** EXERCISE **
Where a line holds the word "name", copy that line.

** MATERIAL SHOWN **

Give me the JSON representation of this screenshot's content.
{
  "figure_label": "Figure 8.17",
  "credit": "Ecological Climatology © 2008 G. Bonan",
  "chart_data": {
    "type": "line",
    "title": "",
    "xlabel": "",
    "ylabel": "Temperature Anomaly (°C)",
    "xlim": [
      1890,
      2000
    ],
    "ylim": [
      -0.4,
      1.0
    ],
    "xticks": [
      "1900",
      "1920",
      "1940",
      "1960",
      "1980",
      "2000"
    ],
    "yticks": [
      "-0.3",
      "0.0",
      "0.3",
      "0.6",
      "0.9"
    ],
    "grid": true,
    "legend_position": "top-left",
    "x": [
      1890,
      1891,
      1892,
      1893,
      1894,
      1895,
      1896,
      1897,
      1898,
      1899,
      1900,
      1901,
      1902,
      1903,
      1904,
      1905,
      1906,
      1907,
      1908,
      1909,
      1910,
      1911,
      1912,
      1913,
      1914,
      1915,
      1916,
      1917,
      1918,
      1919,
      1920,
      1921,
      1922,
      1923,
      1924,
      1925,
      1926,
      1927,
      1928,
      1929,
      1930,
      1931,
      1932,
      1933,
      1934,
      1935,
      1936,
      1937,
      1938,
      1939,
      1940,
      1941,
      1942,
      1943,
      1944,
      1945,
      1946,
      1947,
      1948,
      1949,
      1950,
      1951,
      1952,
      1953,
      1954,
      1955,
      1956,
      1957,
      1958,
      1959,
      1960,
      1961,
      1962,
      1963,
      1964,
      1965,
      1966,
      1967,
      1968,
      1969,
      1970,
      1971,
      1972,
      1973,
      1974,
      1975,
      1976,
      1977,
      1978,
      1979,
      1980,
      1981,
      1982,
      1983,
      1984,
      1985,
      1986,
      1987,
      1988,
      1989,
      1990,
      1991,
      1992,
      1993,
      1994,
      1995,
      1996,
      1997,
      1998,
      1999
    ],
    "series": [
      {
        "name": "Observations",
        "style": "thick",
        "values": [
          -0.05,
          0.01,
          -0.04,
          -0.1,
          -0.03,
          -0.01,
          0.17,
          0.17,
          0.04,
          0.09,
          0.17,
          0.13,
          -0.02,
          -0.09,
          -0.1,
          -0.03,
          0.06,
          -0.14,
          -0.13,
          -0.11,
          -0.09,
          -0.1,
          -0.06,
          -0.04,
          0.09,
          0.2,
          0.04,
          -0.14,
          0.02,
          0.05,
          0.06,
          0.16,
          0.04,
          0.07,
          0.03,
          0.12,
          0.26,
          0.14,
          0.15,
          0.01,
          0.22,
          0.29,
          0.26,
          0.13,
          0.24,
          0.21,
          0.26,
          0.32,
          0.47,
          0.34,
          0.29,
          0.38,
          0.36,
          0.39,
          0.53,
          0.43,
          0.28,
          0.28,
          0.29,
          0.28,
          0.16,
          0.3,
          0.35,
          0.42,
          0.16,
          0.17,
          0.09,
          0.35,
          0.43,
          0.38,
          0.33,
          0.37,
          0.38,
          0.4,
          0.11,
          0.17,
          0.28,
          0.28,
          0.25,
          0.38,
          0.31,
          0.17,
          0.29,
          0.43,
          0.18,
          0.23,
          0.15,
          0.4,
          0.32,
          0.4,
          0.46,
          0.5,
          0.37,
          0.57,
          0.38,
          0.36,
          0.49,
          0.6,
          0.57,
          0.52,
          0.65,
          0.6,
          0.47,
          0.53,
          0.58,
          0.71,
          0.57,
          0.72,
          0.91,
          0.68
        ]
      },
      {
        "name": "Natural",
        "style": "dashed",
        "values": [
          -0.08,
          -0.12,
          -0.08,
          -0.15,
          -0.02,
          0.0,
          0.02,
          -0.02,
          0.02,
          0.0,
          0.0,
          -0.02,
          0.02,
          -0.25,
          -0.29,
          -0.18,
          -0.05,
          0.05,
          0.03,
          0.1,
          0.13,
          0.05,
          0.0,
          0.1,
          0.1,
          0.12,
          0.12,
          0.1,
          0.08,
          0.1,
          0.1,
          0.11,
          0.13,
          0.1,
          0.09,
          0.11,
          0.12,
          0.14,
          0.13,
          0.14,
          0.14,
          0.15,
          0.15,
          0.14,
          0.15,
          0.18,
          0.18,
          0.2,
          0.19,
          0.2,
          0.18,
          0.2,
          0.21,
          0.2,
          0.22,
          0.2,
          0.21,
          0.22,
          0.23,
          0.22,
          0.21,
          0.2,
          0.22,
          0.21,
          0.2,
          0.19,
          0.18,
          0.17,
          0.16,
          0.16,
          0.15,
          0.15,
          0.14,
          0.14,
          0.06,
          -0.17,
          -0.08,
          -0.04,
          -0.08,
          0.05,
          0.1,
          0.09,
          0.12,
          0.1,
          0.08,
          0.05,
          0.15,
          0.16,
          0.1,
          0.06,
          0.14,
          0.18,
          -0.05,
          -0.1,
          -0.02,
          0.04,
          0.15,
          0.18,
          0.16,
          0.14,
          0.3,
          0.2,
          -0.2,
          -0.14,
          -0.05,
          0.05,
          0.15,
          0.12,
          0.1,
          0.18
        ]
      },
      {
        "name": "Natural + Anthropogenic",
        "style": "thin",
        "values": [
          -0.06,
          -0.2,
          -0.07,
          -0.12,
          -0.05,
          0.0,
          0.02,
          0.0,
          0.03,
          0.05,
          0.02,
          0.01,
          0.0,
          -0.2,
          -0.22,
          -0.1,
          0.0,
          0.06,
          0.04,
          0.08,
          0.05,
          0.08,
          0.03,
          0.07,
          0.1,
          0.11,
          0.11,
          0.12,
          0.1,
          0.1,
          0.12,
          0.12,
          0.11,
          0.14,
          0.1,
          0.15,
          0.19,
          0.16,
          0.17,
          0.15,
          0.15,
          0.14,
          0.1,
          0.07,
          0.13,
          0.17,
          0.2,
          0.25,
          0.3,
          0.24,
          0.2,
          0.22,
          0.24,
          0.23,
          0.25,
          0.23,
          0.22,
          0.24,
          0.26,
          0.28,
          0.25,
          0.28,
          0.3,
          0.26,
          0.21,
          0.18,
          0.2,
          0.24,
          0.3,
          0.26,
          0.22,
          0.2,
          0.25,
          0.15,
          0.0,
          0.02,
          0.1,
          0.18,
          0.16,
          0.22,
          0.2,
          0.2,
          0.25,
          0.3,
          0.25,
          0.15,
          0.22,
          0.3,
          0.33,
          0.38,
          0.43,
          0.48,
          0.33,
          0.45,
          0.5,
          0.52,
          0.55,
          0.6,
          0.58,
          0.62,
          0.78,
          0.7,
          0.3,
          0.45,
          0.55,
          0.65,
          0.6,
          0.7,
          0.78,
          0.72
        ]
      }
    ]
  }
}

** ANSWER TO THIS PROBLEM **
        "name": "Observations",
        "name": "Natural",
        "name": "Natural + Anthropogenic",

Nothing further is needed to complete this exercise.